**DATA EXCERPTS:**
####
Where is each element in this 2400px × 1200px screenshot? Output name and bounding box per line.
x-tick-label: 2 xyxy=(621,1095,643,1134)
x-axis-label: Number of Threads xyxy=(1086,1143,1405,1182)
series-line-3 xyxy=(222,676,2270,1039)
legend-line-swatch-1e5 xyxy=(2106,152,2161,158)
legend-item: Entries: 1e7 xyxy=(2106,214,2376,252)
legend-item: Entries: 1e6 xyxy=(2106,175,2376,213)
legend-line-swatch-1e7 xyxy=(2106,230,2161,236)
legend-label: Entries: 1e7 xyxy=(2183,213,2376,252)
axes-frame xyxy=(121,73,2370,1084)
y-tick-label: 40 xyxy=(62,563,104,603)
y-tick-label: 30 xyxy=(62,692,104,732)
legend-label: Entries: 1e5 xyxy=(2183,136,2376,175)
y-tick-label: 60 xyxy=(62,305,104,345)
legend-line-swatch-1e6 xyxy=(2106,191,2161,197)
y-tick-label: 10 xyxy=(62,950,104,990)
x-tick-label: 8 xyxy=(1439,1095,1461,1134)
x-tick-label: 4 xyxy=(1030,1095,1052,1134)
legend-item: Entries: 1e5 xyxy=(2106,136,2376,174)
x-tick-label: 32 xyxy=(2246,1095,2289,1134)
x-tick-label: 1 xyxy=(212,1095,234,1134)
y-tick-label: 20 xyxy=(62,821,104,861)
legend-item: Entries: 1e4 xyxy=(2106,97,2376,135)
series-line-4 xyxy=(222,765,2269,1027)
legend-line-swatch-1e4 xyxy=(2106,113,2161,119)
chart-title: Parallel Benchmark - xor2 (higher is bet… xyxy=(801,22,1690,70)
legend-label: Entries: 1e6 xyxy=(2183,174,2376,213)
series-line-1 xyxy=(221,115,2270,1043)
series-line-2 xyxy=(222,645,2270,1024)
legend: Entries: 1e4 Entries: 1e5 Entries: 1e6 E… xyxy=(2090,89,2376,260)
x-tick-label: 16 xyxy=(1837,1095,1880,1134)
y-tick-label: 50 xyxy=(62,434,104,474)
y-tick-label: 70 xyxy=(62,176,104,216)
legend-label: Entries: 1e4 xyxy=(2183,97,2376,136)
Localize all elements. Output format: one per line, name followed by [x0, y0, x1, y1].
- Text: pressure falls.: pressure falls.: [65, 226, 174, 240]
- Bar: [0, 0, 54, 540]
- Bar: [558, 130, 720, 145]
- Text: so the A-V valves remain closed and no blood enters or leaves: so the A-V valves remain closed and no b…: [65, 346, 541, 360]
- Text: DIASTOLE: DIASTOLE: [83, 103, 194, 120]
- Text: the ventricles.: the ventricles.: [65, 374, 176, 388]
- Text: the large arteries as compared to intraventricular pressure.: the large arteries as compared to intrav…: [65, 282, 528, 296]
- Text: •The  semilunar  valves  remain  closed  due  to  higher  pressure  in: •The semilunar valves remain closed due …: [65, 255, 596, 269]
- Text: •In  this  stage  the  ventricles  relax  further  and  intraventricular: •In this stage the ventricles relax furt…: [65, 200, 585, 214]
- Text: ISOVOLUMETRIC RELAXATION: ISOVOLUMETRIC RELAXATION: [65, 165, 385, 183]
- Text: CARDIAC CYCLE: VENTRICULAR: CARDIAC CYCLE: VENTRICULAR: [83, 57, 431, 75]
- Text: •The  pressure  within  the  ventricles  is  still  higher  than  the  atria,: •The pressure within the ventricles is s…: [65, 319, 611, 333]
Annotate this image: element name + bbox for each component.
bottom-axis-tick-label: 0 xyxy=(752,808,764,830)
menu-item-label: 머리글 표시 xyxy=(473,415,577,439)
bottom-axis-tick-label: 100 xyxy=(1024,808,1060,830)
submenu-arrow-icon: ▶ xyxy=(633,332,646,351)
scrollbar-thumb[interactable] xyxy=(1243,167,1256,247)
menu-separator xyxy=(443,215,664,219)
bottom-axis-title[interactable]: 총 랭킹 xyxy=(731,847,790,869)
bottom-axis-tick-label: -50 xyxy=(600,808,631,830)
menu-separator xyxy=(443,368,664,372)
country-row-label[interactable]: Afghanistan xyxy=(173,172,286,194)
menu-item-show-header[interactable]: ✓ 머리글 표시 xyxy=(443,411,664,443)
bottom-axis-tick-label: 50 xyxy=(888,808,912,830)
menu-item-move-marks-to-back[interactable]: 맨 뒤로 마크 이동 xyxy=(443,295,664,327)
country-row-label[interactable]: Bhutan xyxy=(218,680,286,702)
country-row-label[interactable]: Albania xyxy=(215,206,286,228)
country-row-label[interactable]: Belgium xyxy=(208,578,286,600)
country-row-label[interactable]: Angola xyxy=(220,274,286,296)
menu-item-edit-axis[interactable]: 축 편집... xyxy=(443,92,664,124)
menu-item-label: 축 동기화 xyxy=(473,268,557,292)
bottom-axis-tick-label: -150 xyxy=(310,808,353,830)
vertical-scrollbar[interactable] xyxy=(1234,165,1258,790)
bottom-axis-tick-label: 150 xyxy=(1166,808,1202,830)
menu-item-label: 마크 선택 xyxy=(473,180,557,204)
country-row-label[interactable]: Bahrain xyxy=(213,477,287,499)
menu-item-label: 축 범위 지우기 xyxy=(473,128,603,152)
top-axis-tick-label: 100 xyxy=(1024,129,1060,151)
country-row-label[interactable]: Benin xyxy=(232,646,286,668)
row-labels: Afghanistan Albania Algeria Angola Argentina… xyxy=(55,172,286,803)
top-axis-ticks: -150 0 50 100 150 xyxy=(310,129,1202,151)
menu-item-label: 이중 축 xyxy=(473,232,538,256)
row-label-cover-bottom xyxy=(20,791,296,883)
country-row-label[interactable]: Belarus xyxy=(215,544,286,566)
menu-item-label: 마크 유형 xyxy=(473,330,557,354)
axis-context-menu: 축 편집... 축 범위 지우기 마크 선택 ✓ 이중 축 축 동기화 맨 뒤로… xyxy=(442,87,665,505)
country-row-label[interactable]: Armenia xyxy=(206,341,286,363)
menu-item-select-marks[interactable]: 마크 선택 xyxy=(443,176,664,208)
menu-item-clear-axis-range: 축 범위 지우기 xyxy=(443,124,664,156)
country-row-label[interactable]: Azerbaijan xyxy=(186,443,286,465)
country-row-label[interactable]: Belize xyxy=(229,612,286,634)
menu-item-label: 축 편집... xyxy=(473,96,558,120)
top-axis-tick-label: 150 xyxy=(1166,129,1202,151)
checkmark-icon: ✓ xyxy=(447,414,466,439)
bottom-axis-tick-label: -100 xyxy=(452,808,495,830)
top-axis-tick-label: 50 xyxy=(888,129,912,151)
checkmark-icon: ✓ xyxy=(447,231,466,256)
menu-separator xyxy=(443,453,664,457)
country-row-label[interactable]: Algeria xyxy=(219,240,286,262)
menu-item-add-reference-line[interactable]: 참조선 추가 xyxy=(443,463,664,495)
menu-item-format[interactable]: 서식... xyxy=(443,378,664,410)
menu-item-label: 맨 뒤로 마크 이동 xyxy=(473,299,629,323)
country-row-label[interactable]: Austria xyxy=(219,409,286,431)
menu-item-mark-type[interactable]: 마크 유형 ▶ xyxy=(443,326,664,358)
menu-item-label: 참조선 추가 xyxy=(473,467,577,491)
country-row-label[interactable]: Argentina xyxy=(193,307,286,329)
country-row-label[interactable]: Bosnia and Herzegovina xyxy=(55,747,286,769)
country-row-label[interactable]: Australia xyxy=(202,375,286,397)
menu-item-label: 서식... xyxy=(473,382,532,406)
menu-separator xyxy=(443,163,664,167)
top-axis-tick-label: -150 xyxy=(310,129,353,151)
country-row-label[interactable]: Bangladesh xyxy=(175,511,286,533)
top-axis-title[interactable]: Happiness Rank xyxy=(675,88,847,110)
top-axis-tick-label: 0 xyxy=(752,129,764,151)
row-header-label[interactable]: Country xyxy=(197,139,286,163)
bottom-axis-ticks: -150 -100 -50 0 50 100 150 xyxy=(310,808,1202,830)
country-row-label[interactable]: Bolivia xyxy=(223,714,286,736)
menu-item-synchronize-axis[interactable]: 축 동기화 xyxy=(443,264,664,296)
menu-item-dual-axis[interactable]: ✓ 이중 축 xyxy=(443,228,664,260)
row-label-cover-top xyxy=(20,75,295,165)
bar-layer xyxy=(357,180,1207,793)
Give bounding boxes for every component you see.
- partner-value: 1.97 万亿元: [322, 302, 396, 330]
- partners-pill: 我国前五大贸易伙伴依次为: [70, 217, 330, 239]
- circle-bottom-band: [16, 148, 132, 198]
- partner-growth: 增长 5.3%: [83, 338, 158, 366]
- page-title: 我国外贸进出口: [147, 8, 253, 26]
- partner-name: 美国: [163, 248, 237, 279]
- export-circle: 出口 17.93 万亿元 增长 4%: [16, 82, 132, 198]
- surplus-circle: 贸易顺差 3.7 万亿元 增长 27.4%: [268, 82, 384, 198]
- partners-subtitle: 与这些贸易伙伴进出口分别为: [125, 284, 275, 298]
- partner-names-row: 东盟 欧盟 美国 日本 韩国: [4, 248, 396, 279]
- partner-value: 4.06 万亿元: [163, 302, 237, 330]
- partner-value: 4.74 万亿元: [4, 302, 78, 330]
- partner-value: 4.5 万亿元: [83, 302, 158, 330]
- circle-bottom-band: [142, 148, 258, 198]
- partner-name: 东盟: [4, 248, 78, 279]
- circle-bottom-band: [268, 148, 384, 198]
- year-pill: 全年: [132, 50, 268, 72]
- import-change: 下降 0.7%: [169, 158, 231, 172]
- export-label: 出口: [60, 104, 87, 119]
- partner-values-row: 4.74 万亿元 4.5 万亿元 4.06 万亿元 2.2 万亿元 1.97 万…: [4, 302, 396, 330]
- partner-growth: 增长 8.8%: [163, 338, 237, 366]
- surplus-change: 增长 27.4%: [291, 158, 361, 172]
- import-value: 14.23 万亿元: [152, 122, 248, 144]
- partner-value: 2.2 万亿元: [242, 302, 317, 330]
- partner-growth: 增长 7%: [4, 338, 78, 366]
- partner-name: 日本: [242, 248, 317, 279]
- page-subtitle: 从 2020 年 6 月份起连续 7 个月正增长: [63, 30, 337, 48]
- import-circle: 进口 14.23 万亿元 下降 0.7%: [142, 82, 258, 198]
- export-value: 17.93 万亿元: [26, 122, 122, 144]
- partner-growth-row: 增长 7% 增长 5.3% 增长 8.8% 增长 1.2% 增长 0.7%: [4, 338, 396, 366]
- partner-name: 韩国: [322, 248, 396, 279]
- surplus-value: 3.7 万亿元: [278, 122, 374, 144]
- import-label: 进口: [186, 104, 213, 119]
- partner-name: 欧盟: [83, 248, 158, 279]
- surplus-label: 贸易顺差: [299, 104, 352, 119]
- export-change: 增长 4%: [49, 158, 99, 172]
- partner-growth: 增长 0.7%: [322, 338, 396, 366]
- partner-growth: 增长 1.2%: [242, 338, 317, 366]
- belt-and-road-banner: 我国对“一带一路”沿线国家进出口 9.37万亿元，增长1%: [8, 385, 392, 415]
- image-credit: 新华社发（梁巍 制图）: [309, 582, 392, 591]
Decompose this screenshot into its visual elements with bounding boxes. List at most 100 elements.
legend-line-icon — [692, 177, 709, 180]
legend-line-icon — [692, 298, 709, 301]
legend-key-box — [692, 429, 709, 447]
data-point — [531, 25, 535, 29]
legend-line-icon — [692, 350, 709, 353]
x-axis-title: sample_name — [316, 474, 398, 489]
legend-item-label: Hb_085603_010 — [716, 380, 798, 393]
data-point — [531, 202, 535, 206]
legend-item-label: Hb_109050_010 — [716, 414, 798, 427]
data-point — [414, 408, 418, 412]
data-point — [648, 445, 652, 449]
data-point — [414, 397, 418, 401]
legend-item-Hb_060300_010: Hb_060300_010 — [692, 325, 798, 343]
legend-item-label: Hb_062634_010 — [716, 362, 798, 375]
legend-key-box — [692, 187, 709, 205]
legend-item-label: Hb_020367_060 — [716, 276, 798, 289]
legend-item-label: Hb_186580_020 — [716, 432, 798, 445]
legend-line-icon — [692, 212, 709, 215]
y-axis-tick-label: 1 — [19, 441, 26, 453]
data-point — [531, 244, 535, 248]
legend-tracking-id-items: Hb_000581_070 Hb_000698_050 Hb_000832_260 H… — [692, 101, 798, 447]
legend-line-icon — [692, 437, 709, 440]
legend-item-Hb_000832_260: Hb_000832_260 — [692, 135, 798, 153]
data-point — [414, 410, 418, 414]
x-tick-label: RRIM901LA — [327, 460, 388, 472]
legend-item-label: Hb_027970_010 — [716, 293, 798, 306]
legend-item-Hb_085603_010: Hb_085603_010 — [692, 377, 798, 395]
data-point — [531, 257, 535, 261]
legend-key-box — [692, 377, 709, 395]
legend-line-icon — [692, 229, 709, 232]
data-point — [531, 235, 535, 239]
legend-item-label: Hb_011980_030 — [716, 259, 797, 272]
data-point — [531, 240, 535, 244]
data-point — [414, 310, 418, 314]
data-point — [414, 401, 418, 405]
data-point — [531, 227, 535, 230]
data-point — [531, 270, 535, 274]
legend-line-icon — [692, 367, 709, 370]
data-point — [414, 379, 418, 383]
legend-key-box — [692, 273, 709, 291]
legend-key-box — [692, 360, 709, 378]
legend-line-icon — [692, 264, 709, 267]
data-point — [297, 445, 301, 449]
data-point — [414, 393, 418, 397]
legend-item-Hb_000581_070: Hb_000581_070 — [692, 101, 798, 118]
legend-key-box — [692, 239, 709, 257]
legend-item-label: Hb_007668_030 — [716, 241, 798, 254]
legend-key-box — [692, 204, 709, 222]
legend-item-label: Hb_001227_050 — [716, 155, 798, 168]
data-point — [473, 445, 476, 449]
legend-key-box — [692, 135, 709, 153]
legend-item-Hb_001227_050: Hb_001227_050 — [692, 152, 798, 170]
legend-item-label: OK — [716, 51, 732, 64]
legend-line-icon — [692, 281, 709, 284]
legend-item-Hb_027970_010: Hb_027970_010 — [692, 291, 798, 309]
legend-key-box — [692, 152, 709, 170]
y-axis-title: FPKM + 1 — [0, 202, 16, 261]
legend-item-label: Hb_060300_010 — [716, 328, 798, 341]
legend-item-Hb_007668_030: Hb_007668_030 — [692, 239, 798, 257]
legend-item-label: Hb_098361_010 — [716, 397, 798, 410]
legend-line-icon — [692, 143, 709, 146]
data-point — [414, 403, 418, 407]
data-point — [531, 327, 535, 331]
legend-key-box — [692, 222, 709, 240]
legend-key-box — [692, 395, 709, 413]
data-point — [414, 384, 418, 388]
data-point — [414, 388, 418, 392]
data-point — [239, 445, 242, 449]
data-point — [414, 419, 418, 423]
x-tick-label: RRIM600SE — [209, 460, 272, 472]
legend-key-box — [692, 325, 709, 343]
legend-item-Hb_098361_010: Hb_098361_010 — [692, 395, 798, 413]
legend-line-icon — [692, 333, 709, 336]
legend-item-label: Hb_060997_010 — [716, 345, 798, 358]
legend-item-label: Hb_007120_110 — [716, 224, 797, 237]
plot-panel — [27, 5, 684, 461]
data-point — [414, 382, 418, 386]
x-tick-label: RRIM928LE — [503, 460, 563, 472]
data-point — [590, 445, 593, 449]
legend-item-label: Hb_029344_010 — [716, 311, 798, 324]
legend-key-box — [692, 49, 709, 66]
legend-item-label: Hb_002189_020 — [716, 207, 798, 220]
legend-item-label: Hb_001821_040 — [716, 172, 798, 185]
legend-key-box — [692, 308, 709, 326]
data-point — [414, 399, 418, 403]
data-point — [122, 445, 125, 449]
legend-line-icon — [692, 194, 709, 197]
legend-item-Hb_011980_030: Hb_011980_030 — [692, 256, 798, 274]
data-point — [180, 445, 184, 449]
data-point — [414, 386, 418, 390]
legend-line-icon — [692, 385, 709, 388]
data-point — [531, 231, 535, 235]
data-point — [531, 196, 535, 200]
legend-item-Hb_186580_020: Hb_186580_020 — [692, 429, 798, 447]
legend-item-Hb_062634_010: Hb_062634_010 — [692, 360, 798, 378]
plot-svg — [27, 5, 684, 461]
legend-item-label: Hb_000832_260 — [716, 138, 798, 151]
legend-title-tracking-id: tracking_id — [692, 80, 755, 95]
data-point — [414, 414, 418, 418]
####
**WRITTEN INSTRUCTION:**
Arrange everything from the start of the listing down to the line containing "- Text: the ventricles.: the", inclusive, as a numbered list. Omit blank lines.

**TASK ANSWER:**
1. Where is each element in this 2400px × 1200px screenshot? Output name and bounding box per line.
2. x-tick-label: 2 xyxy=(621,1095,643,1134)
3. x-axis-label: Number of Threads xyxy=(1086,1143,1405,1182)
4. series-line-3 xyxy=(222,676,2270,1039)
5. legend-line-swatch-1e5 xyxy=(2106,152,2161,158)
6. legend-item: Entries: 1e7 xyxy=(2106,214,2376,252)
7. legend-item: Entries: 1e6 xyxy=(2106,175,2376,213)
8. legend-line-swatch-1e7 xyxy=(2106,230,2161,236)
9. legend-label: Entries: 1e7 xyxy=(2183,213,2376,252)
10. axes-frame xyxy=(121,73,2370,1084)
11. y-tick-label: 40 xyxy=(62,563,104,603)
12. y-tick-label: 30 xyxy=(62,692,104,732)
13. legend-label: Entries: 1e5 xyxy=(2183,136,2376,175)
14. y-tick-label: 60 xyxy=(62,305,104,345)
15. legend-line-swatch-1e6 xyxy=(2106,191,2161,197)
16. y-tick-label: 10 xyxy=(62,950,104,990)
17. x-tick-label: 8 xyxy=(1439,1095,1461,1134)
18. x-tick-label: 4 xyxy=(1030,1095,1052,1134)
19. legend-item: Entries: 1e5 xyxy=(2106,136,2376,174)
20. x-tick-label: 32 xyxy=(2246,1095,2289,1134)
21. x-tick-label: 1 xyxy=(212,1095,234,1134)
22. y-tick-label: 20 xyxy=(62,821,104,861)
23. legend-item: Entries: 1e4 xyxy=(2106,97,2376,135)
24. series-line-4 xyxy=(222,765,2269,1027)
25. legend-line-swatch-1e4 xyxy=(2106,113,2161,119)
26. chart-title: Parallel Benchmark - xor2 (higher is bet… xyxy=(801,22,1690,70)
27. legend-label: Entries: 1e6 xyxy=(2183,174,2376,213)
28. series-line-1 xyxy=(221,115,2270,1043)
29. series-line-2 xyxy=(222,645,2270,1024)
30. legend: Entries: 1e4 Entries: 1e5 Entries: 1e6 E… xyxy=(2090,89,2376,260)
31. x-tick-label: 16 xyxy=(1837,1095,1880,1134)
32. y-tick-label: 50 xyxy=(62,434,104,474)
33. y-tick-label: 70 xyxy=(62,176,104,216)
34. legend-label: Entries: 1e4 xyxy=(2183,97,2376,136)
35. Localize all elements. Output format: one per line, name followed by [x0, y0, x1, y1].
36. - Text: pressure falls.: pressure falls.: [65, 226, 174, 240]
37. - Bar: [0, 0, 54, 540]
38. - Bar: [558, 130, 720, 145]
39. - Text: so the A-V valves remain closed and no blood enters or leaves: so the A-V valves remain closed and no b…: [65, 346, 541, 360]
40. - Text: DIASTOLE: DIASTOLE: [83, 103, 194, 120]
41. - Text: the ventricles.: the ventricles.: [65, 374, 176, 388]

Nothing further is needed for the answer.